Start Provided records
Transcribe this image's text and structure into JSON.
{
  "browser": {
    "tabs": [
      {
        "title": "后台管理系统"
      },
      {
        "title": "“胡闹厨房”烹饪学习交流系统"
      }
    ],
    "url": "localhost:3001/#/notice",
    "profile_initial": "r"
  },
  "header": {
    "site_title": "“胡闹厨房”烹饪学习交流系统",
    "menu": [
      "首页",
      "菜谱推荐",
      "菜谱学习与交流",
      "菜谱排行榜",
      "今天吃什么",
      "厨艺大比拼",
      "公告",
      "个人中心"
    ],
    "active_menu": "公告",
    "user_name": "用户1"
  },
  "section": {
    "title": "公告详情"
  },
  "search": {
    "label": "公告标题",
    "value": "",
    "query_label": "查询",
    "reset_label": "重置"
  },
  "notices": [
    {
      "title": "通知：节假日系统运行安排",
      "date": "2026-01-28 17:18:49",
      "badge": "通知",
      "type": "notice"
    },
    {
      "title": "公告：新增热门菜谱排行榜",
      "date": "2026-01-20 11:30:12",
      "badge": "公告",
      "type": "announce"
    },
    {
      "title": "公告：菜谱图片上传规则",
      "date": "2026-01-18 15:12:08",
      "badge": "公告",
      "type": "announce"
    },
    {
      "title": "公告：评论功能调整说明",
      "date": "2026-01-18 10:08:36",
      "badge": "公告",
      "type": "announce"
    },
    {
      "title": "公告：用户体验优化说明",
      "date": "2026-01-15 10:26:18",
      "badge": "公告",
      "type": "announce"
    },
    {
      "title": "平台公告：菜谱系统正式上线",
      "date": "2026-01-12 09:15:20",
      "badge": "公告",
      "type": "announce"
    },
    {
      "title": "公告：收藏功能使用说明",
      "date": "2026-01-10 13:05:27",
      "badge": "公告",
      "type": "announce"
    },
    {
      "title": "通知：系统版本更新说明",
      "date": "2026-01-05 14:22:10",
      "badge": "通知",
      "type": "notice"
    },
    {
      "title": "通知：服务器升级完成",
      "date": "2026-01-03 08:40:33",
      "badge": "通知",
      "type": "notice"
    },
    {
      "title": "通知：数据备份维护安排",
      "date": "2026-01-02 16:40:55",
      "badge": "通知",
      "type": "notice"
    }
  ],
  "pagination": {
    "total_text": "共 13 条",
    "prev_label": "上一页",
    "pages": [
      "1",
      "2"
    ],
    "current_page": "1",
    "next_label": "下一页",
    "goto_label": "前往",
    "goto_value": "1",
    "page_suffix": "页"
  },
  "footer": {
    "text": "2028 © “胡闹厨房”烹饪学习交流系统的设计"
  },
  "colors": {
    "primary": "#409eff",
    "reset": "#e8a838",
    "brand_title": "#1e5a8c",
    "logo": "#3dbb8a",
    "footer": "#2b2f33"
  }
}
End Provided records
Start Provided records
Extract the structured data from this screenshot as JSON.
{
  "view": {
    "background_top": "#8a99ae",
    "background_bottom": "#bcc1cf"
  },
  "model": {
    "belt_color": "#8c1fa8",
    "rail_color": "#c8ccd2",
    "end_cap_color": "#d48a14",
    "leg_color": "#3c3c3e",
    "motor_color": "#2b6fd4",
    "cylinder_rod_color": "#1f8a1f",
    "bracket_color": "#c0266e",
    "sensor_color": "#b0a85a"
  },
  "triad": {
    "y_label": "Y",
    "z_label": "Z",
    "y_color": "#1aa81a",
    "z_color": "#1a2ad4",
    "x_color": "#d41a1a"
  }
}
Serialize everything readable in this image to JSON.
End Provided records
Start Provided records
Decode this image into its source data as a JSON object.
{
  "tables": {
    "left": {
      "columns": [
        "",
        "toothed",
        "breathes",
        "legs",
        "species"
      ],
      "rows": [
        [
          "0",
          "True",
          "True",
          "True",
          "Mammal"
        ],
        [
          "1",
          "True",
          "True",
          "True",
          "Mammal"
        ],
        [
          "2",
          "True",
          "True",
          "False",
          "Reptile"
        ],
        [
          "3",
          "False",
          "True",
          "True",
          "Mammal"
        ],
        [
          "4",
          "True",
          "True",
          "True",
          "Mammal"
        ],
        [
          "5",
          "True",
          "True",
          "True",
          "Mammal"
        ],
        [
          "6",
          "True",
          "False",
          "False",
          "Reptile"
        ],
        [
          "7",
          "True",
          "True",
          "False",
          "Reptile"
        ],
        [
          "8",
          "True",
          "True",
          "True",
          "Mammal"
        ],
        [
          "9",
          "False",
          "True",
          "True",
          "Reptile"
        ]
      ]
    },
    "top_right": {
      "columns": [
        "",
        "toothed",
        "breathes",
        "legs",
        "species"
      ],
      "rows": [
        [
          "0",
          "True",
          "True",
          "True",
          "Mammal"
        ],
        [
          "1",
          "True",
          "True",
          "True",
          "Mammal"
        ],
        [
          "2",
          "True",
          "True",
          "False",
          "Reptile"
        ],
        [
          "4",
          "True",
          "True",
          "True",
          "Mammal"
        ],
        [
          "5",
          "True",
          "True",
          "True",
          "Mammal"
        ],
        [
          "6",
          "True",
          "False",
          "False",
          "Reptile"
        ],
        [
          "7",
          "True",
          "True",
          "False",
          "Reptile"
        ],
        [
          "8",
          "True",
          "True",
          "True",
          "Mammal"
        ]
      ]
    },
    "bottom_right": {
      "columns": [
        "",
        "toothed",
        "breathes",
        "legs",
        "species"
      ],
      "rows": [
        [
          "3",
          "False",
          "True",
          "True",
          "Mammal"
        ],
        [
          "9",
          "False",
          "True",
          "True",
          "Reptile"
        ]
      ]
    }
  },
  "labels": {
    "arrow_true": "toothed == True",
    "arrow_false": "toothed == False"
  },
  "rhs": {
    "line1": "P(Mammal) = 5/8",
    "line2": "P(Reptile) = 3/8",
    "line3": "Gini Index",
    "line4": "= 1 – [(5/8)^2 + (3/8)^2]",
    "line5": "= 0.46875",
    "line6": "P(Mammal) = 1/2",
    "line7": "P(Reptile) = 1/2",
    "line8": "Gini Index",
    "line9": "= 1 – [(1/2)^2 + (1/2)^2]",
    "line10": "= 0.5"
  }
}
End Provided records
Only the lines from the one with "Extract the structured" up to the one with "Serialize everything readable" should be repeated, both included, exactly as they appear.

Extract the structured data from this screenshot as JSON.
{
  "view": {
    "background_top": "#8a99ae",
    "background_bottom": "#bcc1cf"
  },
  "model": {
    "belt_color": "#8c1fa8",
    "rail_color": "#c8ccd2",
    "end_cap_color": "#d48a14",
    "leg_color": "#3c3c3e",
    "motor_color": "#2b6fd4",
    "cylinder_rod_color": "#1f8a1f",
    "bracket_color": "#c0266e",
    "sensor_color": "#b0a85a"
  },
  "triad": {
    "y_label": "Y",
    "z_label": "Z",
    "y_color": "#1aa81a",
    "z_color": "#1a2ad4",
    "x_color": "#d41a1a"
  }
}
Serialize everything readable in this image to JSON.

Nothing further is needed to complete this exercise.